◆ Text:
--------

Manhood often feels like navigating through uncharted territory, but you don't have to walk alone. Join us as we guide a conversation about how to live intentionally so that we can join God in reclaiming the masculine restorative presence he designed us to live out. Laugh, cry, and wonder with us as we explore the ins and outs of manhood together.

Three Unlikely Fathers

00:00
Hey guys, welcome back to the podcast. I am here with my good friend and co-host. Jesse French. Good to be with you, Chris. Hey, Jesse. You're always a little like, you know that we're gonna say that, and you're always a little slow and bringing yourself to like, and Jesse French. I just, maybe I'm trying not to be the like.

00:21
Sports radio. Welcome to the Denver Nuggets like all the way to into it. So you could have welcomed us to something besides the nuggets. It's true. That's so I could have done it. I know. Well, maybe you're a fan, but whatever. Yeah. Well, I know. Maybe in future episodes, I'll surprise you with some audacious intro. So challenge accepted, challenge accepted. And I know you're a fan and we're walking into some like holy territory when we start.

00:49
talk about the nuggets with Jesse. Friends. It's true. Near and dear. Okay. We're going to, we're going to back away back away from that. Okay. So I can do that. So Jesse, I wanted to tell a couple of stories about some men that I know that really impacted my life. So I'm going to start by telling you the story of a young man. He's a young father. He's got kids, two young boys who are like.

01:15
six, seven and like three, four age. And this man is, he's in full-time ministry. He loves the work that he does. He is married to a lovely woman and together they get to do this work together. And the unlikeliness of this guy is that he, for me at least, the unlikely fathering that I receive from him is that he's, you know, maybe

01:44
20 years younger than I am. And maybe 15, 20 years, I don't know exactly how old he is. I never asked his age. And he is Kenyan and he lives in the slums of Nairobi. His name is Bukin. So Bukin, if you are listening to this, this is a shout out to you, my friend. And he, I got to know Bukin, you know Bukin, you met him too a couple of years ago when we were doing some restoration

02:13
The thing I wanted to talk about today with regard to Bukin was the level of people that Bukin fathers who are not his children. The number of people that he influences with his fathering are just as astounding. So this last summer I was with Bukin and the Restoration Project team there in Kenya, and we got to spend a good significant amount of time with him.

02:38
He leads a ministry organization called Mashiyangu, and it is working with children in the slums of Nairobi. He's the one that started it. He started it with a co-founder named Marlene, and together they have built this beautiful, beautiful organization for kids. So we got to spend a good several days there at Mashiyangu. And what was most astounding to me was this unlikely father. He's this...

03:07
Now, okay, so first of all, Bukin, again, if you're listening. I need the picture here. I need the picture. Yeah, yeah, yeah. Bukin, this is nothing to do with how tall you are, but, or how tall I am. I am 6'3". Bukin is not. So he's a shorter man. And let it be known that his stature has nothing to do with the level of influence that he has in the world. So there's this wonderful young,

03:36
Kenyan man who walks around the streets and slums of Nairobi, and people are waving to him. Children are running up and jumping into his arms. He finds a wayward child, he picks them up, and he brings them back home. There are men who are older than him, twice his age, who show him this level of respect. There are people who show up to things at Mashiyangu

04:05
just because he asked, he said, would you please come in there? They're like, yes, I will come. So, Bukin is this unlikely father in this shorter stature, this younger man, who's got young kids at home, who you would, you know, would be like, you know, you're not, you're not quite, you're just new in the father space. No, Bukin is, Bukin is a powerhouse of a father. And I bring him as an example, just because I love the guy. And

04:35
We're talking about unlikely fathers today. So he was the first to come by. Yeah, I can remember, and I think it was four years ago that I was able to meet Buken, and you describe it really well. There's a presence to him. I remember when he welcomed us into his home, and just his generosity and settledness to us and to the team and to the people there was...

--------

◆ Dataset content:
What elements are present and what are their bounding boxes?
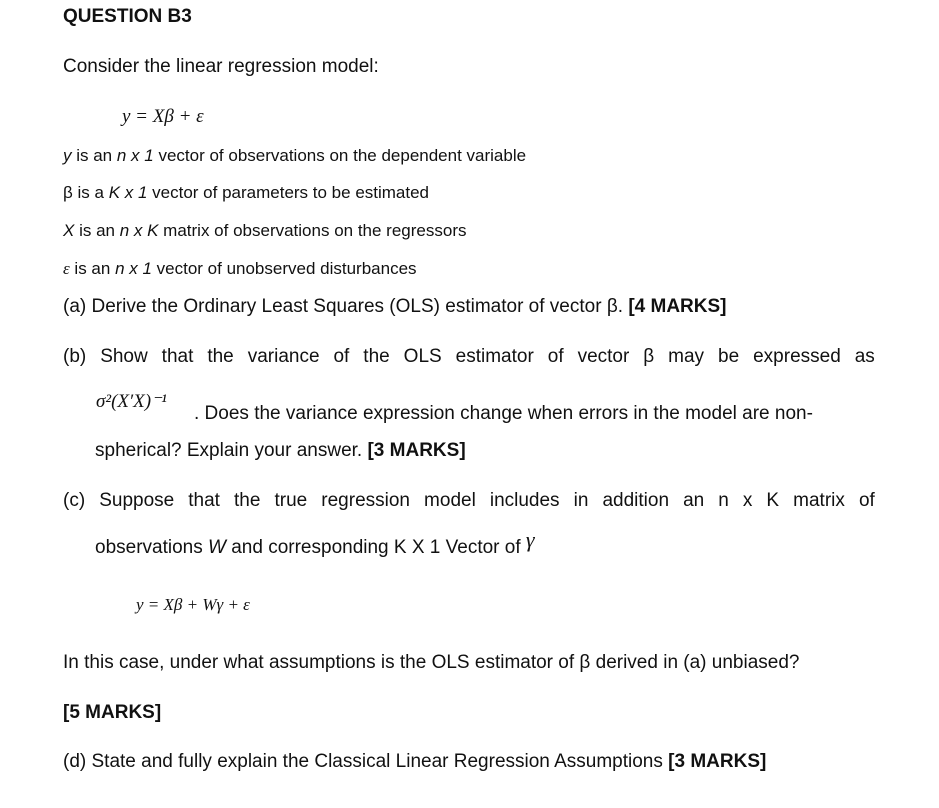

--------

◆ To be done: Reproduce the passage of the podcast transcript between "Manhood often feels" and "be the like.", inclusive, word for word.

◆ Answer to this problem:
Manhood often feels like navigating through uncharted territory, but you don't have to walk alone. Join us as we guide a conversation about how to live intentionally so that we can join God in reclaiming the masculine restorative presence he designed us to live out. Laugh, cry, and wonder with us as we explore the ins and outs of manhood together.

Three Unlikely Fathers

00:00
Hey guys, welcome back to the podcast. I am here with my good friend and co-host. Jesse French. Good to be with you, Chris. Hey, Jesse. You're always a little like, you know that we're gonna say that, and you're always a little slow and bringing yourself to like, and Jesse French. I just, maybe I'm trying not to be the like.